▶ THE EXERCISE: Without including the pictures, copy out every line below.

▶ AVAILABLE DATA:
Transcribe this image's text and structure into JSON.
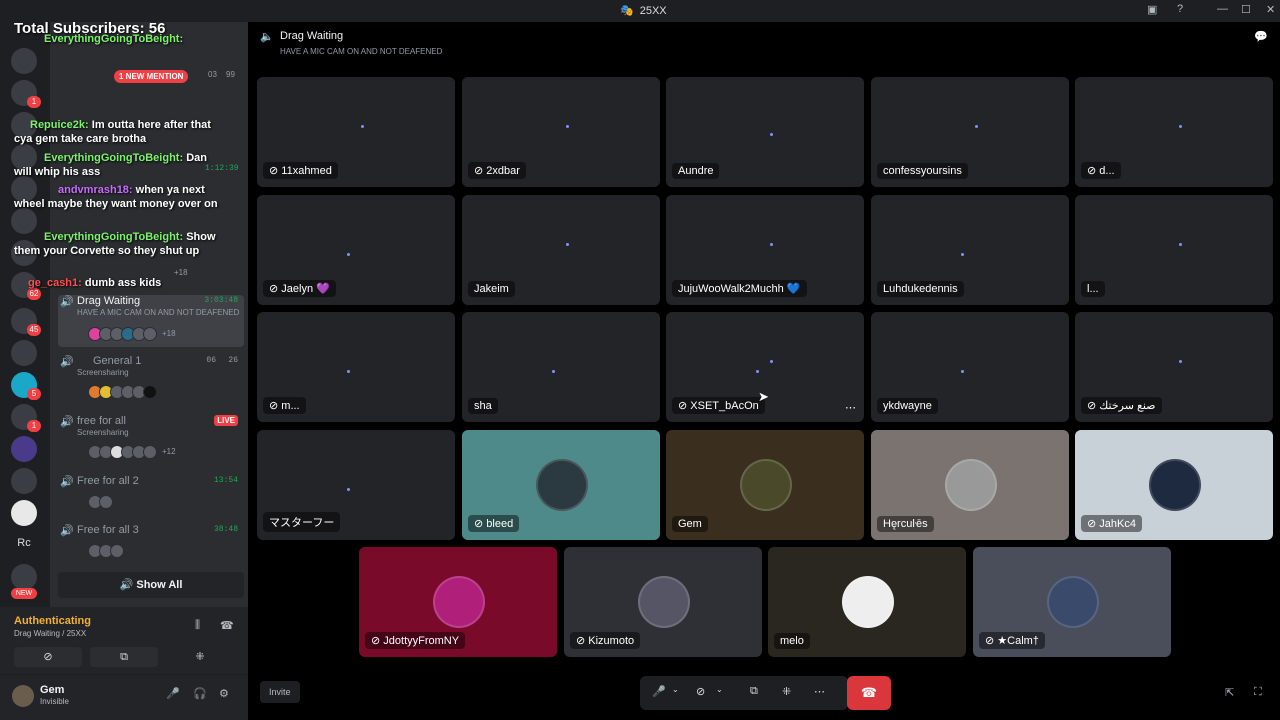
{
  "window": {
    "title": "25XX",
    "controls": [
      "inbox-icon",
      "help-icon",
      "minimize",
      "maximize",
      "close"
    ]
  },
  "overlay": {
    "total_subscribers": "Total Subscribers: 56",
    "mention_pill": "1 NEW MENTION",
    "messages": [
      {
        "user": "EverythingGoingToBeight:",
        "text": ""
      },
      {
        "user": "Repuice2k:",
        "text": "Im outta here after that cya gem take care brotha"
      },
      {
        "user": "EverythingGoingToBeight:",
        "text": "Dan will whip his ass"
      },
      {
        "user": "andvmrash18:",
        "text": "when ya next wheel maybe they want money over on"
      },
      {
        "user": "EverythingGoingToBeight:",
        "text": "Show them your Corvette so they shut up"
      },
      {
        "user": "ge_cash1:",
        "text": "dumb ass kids"
      }
    ]
  },
  "servers": {
    "badges": [
      "1",
      "62",
      "45",
      "5",
      "1"
    ],
    "rc_label": "Rc",
    "new_label": "NEW"
  },
  "channels": {
    "top_counts": {
      "left": "03",
      "right": "99"
    },
    "time_top": "1:12:39",
    "plus_top": "+18",
    "list": [
      {
        "name": "Drag Waiting",
        "sub": "HAVE A MIC CAM ON AND NOT DEAFENED",
        "time": "3:03:48",
        "more": "+18"
      },
      {
        "name": "General 1",
        "sub": "Screensharing",
        "cams": "06",
        "users": "26"
      },
      {
        "name": "free for all",
        "sub": "Screensharing",
        "live": "LIVE",
        "more": "+12"
      },
      {
        "name": "Free for all 2",
        "time": "13:54"
      },
      {
        "name": "Free for all 3",
        "time": "38:48"
      }
    ],
    "show_all": "Show All"
  },
  "voice_panel": {
    "status": "Authenticating",
    "location": "Drag Waiting / 25XX"
  },
  "user_panel": {
    "name": "Gem",
    "status": "Invisible"
  },
  "header": {
    "channel": "Drag Waiting",
    "subtitle": "HAVE A MIC CAM ON AND NOT DEAFENED"
  },
  "tiles": [
    {
      "label": "11xahmed",
      "muted": true
    },
    {
      "label": "2xdbar",
      "muted": true
    },
    {
      "label": "Aundre",
      "muted": false
    },
    {
      "label": "confessyoursins",
      "muted": false
    },
    {
      "label": "d...",
      "muted": true
    },
    {
      "label": "Jaelyn 💜",
      "muted": true
    },
    {
      "label": "Jakeim",
      "muted": false
    },
    {
      "label": "JujuWooWalk2Muchh 💙",
      "muted": false
    },
    {
      "label": "Luhdukedennis",
      "muted": false
    },
    {
      "label": "l...",
      "muted": false
    },
    {
      "label": "m...",
      "muted": true
    },
    {
      "label": "sha",
      "muted": false
    },
    {
      "label": "XSET_bAcOn",
      "muted": true
    },
    {
      "label": "ykdwayne",
      "muted": false
    },
    {
      "label": "صنع سرختك",
      "muted": true
    },
    {
      "label": "マスターフー",
      "muted": false
    },
    {
      "label": "bleed",
      "muted": true
    },
    {
      "label": "Gem",
      "muted": false
    },
    {
      "label": "Hęrcuŀēs",
      "muted": false
    },
    {
      "label": "JahKc4",
      "muted": true
    },
    {
      "label": "JdottyyFromNY",
      "muted": true
    },
    {
      "label": "Kizumoto",
      "muted": true
    },
    {
      "label": "melo",
      "muted": false
    },
    {
      "label": "★Calm†",
      "muted": true
    }
  ],
  "bottom": {
    "invite": "Invite"
  },
  "colors": {
    "accent": "#5865f2",
    "danger": "#da373c",
    "online": "#23a559",
    "warning": "#f0b232",
    "bleed_bg": "#4e8a8a",
    "gem_bg": "#3a2e1e",
    "hercules_bg": "#7a7370",
    "jahkc4_bg": "#c8d0d8",
    "jdotty_bg": "#7a0a2a"
  }
}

▶ TASK ANSWER:
Transcribe this image's text and structure into JSON.
{
  "window": {
    "title": "25XX",
    "controls": [
      "inbox-icon",
      "help-icon",
      "minimize",
      "maximize",
      "close"
    ]
  },
  "overlay": {
    "total_subscribers": "Total Subscribers: 56",
    "mention_pill": "1 NEW MENTION",
    "messages": [
      {
        "user": "EverythingGoingToBeight:",
        "text": ""
      },
      {
        "user": "Repuice2k:",
        "text": "Im outta here after that cya gem take care brotha"
      },
      {
        "user": "EverythingGoingToBeight:",
        "text": "Dan will whip his ass"
      },
      {
        "user": "andvmrash18:",
        "text": "when ya next wheel maybe they want money over on"
      },
      {
        "user": "EverythingGoingToBeight:",
        "text": "Show them your Corvette so they shut up"
      },
      {
        "user": "ge_cash1:",
        "text": "dumb ass kids"
      }
    ]
  },
  "servers": {
    "badges": [
      "1",
      "62",
      "45",
      "5",
      "1"
    ],
    "rc_label": "Rc",
    "new_label": "NEW"
  },
  "channels": {
    "top_counts": {
      "left": "03",
      "right": "99"
    },
    "time_top": "1:12:39",
    "plus_top": "+18",
    "list": [
      {
        "name": "Drag Waiting",
        "sub": "HAVE A MIC CAM ON AND NOT DEAFENED",
        "time": "3:03:48",
        "more": "+18"
      },
      {
        "name": "General 1",
        "sub": "Screensharing",
        "cams": "06",
        "users": "26"
      },
      {
        "name": "free for all",
        "sub": "Screensharing",
        "live": "LIVE",
        "more": "+12"
      },
      {
        "name": "Free for all 2",
        "time": "13:54"
      },
      {
        "name": "Free for all 3",
        "time": "38:48"
      }
    ],
    "show_all": "Show All"
  },
  "voice_panel": {
    "status": "Authenticating",
    "location": "Drag Waiting / 25XX"
  },
  "user_panel": {
    "name": "Gem",
    "status": "Invisible"
  },
  "header": {
    "channel": "Drag Waiting",
    "subtitle": "HAVE A MIC CAM ON AND NOT DEAFENED"
  },
  "tiles": [
    {
      "label": "11xahmed",
      "muted": true
    },
    {
      "label": "2xdbar",
      "muted": true
    },
    {
      "label": "Aundre",
      "muted": false
    },
    {
      "label": "confessyoursins",
      "muted": false
    },
    {
      "label": "d...",
      "muted": true
    },
    {
      "label": "Jaelyn 💜",
      "muted": true
    },
    {
      "label": "Jakeim",
      "muted": false
    },
    {
      "label": "JujuWooWalk2Muchh 💙",
      "muted": false
    },
    {
      "label": "Luhdukedennis",
      "muted": false
    },
    {
      "label": "l...",
      "muted": false
    },
    {
      "label": "m...",
      "muted": true
    },
    {
      "label": "sha",
      "muted": false
    },
    {
      "label": "XSET_bAcOn",
      "muted": true
    },
    {
      "label": "ykdwayne",
      "muted": false
    },
    {
      "label": "صنع سرختك",
      "muted": true
    },
    {
      "label": "マスターフー",
      "muted": false
    },
    {
      "label": "bleed",
      "muted": true
    },
    {
      "label": "Gem",
      "muted": false
    },
    {
      "label": "Hęrcuŀēs",
      "muted": false
    },
    {
      "label": "JahKc4",
      "muted": true
    },
    {
      "label": "JdottyyFromNY",
      "muted": true
    },
    {
      "label": "Kizumoto",
      "muted": true
    },
    {
      "label": "melo",
      "muted": false
    },
    {
      "label": "★Calm†",
      "muted": true
    }
  ],
  "bottom": {
    "invite": "Invite"
  },
  "colors": {
    "accent": "#5865f2",
    "danger": "#da373c",
    "online": "#23a559",
    "warning": "#f0b232",
    "bleed_bg": "#4e8a8a",
    "gem_bg": "#3a2e1e",
    "hercules_bg": "#7a7370",
    "jahkc4_bg": "#c8d0d8",
    "jdotty_bg": "#7a0a2a"
  }
}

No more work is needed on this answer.